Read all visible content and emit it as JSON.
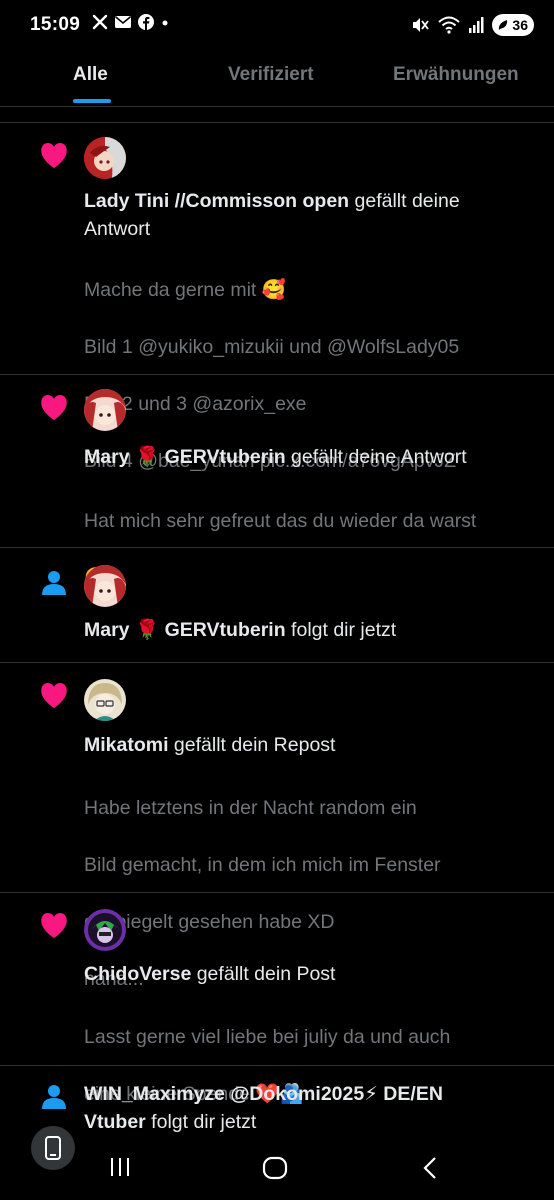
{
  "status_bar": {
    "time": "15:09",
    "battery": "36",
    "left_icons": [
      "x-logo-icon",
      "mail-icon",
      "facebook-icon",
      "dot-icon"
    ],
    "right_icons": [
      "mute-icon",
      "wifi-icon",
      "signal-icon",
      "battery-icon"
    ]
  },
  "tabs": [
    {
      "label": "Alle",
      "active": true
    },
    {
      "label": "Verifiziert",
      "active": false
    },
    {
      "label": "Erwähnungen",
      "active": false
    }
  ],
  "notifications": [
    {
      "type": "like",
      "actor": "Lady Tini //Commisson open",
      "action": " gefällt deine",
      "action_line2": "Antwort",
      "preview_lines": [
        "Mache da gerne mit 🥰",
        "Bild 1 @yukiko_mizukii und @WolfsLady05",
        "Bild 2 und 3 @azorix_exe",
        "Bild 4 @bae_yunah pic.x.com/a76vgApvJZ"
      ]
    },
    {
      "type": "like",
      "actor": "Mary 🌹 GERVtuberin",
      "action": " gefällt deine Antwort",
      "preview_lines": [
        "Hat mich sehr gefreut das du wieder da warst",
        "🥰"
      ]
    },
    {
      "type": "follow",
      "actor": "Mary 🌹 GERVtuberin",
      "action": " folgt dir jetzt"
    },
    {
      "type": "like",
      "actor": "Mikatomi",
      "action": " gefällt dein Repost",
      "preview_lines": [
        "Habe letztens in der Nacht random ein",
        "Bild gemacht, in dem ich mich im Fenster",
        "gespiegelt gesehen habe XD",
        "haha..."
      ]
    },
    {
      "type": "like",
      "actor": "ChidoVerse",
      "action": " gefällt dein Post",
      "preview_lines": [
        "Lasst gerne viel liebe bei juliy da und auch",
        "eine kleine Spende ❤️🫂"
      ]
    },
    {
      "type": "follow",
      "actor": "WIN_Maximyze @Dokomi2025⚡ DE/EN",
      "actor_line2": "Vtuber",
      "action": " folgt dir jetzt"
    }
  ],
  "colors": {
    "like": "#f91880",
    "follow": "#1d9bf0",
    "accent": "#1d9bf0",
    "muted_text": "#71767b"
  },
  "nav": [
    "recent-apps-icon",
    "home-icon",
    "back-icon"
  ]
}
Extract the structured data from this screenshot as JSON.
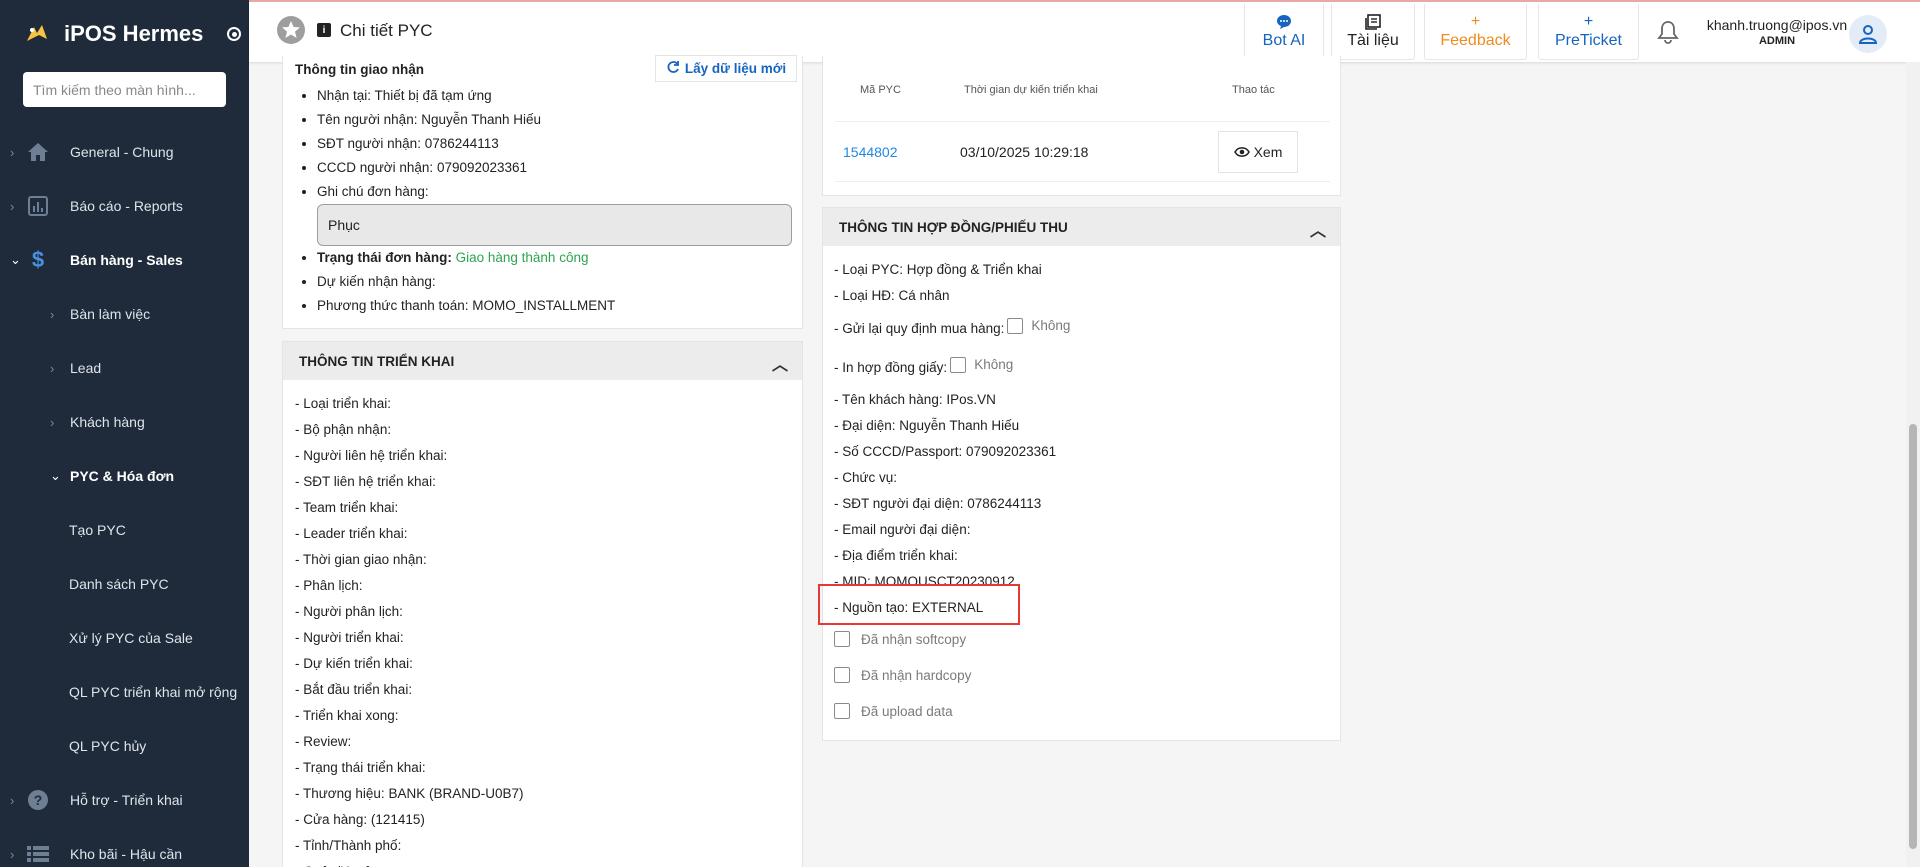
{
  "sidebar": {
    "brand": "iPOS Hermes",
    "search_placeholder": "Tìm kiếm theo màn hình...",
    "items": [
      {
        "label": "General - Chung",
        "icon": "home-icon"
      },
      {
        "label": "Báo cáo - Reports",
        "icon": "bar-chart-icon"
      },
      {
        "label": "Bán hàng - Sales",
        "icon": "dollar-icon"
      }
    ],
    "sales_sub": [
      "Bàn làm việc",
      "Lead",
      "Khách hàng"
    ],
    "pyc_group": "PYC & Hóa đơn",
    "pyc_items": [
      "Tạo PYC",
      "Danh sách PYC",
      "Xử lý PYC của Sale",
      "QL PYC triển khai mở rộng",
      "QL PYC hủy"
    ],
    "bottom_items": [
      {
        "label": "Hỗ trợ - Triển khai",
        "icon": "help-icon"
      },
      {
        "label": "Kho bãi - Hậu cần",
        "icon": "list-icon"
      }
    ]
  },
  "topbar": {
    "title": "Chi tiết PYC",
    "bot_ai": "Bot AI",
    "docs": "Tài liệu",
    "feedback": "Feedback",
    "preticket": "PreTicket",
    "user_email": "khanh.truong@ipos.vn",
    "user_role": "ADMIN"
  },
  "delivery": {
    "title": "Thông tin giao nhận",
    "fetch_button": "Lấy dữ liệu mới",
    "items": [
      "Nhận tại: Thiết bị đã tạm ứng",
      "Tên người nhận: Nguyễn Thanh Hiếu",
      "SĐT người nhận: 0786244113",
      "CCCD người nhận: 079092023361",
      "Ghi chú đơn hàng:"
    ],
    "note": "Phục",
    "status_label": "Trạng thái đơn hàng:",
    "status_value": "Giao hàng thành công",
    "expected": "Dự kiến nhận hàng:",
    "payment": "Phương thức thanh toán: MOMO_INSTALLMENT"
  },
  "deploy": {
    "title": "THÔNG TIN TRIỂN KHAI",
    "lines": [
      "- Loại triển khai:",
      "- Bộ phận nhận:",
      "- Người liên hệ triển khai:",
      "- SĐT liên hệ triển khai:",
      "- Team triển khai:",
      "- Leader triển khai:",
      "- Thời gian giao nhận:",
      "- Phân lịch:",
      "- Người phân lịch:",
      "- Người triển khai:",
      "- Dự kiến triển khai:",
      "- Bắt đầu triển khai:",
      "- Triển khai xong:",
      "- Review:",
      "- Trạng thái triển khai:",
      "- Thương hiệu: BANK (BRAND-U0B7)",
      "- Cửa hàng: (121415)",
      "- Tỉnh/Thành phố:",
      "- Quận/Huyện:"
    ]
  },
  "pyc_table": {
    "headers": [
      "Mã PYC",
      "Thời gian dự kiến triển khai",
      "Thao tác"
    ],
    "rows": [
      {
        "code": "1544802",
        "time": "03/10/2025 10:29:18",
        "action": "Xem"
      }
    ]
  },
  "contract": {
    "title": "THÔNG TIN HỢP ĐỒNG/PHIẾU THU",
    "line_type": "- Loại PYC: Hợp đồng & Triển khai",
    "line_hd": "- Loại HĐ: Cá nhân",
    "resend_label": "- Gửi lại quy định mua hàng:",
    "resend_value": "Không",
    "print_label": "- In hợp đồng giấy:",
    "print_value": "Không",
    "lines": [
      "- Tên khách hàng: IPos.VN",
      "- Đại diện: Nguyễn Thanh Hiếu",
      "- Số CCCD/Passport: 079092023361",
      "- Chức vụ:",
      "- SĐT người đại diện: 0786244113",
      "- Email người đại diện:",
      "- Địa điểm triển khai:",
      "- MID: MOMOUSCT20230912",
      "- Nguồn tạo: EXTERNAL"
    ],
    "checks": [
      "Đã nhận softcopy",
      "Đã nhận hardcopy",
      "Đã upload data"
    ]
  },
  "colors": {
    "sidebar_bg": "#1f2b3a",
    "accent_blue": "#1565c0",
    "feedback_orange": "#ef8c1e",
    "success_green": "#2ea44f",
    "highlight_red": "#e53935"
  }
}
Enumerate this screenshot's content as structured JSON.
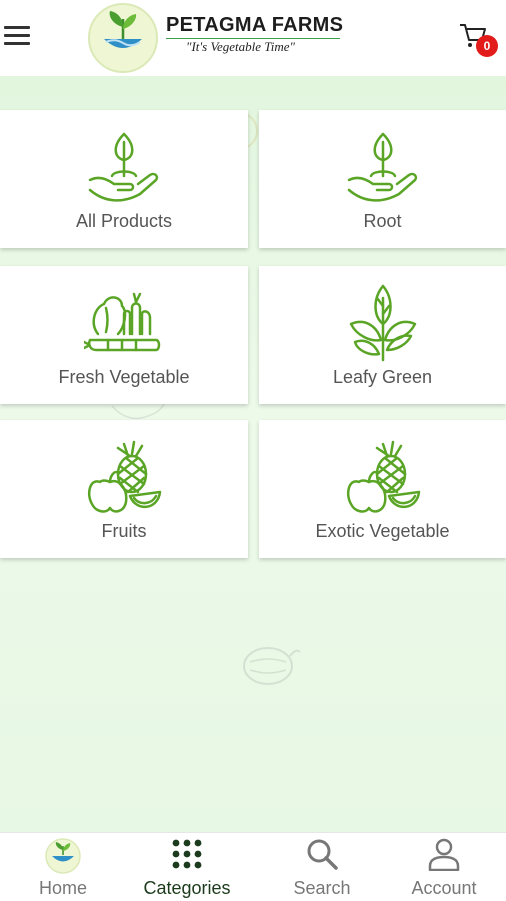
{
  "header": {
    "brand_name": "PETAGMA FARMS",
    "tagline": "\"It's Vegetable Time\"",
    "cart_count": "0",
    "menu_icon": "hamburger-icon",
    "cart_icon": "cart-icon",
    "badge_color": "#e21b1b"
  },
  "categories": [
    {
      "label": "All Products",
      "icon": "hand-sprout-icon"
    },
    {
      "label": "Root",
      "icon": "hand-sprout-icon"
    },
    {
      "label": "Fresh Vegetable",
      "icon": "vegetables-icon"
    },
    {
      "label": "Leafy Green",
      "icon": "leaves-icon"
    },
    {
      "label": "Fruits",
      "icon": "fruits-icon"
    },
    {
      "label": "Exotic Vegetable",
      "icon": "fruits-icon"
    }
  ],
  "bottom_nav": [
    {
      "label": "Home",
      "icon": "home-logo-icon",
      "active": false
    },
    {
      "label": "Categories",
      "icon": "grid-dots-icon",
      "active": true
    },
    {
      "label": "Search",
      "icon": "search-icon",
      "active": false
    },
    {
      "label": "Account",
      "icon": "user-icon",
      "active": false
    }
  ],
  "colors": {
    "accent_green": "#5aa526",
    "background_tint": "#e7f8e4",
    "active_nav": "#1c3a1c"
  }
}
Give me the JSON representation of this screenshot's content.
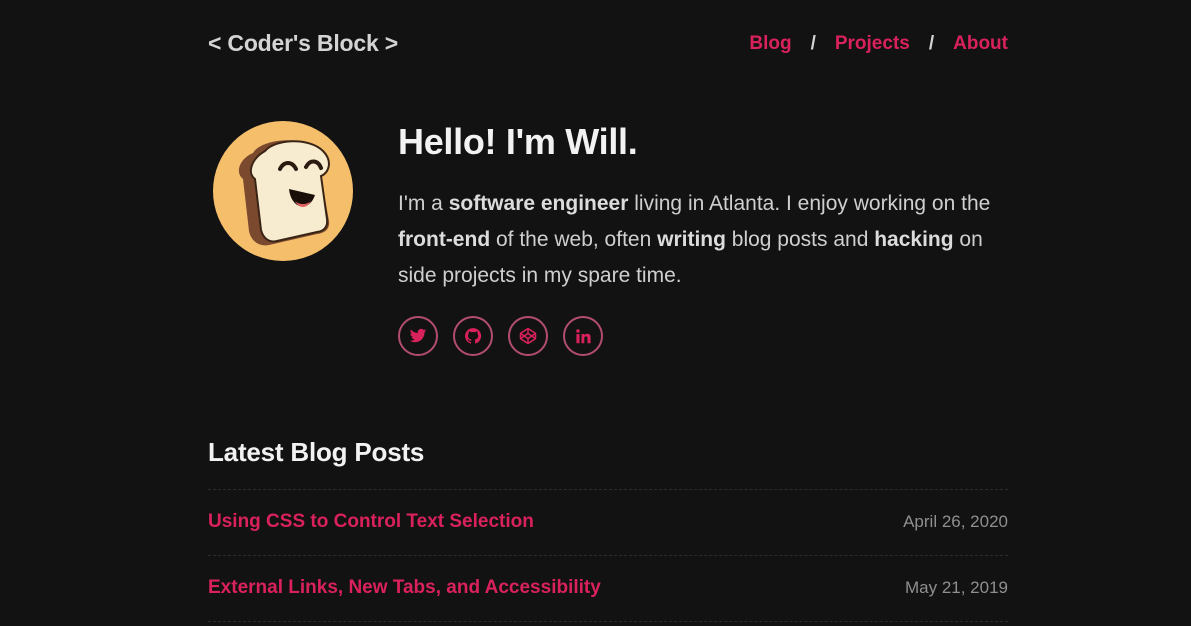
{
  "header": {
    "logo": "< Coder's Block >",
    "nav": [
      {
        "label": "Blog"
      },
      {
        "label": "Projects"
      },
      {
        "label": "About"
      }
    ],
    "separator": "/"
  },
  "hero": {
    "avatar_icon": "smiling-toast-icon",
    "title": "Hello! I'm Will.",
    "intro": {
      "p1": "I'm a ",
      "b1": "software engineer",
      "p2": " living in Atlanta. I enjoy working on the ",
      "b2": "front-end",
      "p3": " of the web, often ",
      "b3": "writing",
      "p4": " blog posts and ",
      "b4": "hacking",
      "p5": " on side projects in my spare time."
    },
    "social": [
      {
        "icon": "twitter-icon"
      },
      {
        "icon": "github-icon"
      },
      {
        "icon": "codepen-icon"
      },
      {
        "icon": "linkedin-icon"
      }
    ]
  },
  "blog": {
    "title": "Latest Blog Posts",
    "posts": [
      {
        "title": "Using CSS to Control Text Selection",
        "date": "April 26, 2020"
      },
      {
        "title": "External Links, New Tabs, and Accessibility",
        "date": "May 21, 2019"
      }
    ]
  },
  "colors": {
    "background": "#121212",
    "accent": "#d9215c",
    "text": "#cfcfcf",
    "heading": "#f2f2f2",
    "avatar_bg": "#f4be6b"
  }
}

....................

Identify each line containing the string "title" and copy it out.

    "title": "Chi tiết PYC",
    "title": "Thông tin giao nhận",
    "title": "THÔNG TIN TRIỂN KHAI",
    "title": "THÔNG TIN HỢP ĐỒNG/PHIẾU THU",
    "title": "Hello! I'm Will.",
    "title": "Latest Blog Posts",
        "title": "Using CSS to Control Text Selection",
        "title": "External Links, New Tabs, and Accessibility",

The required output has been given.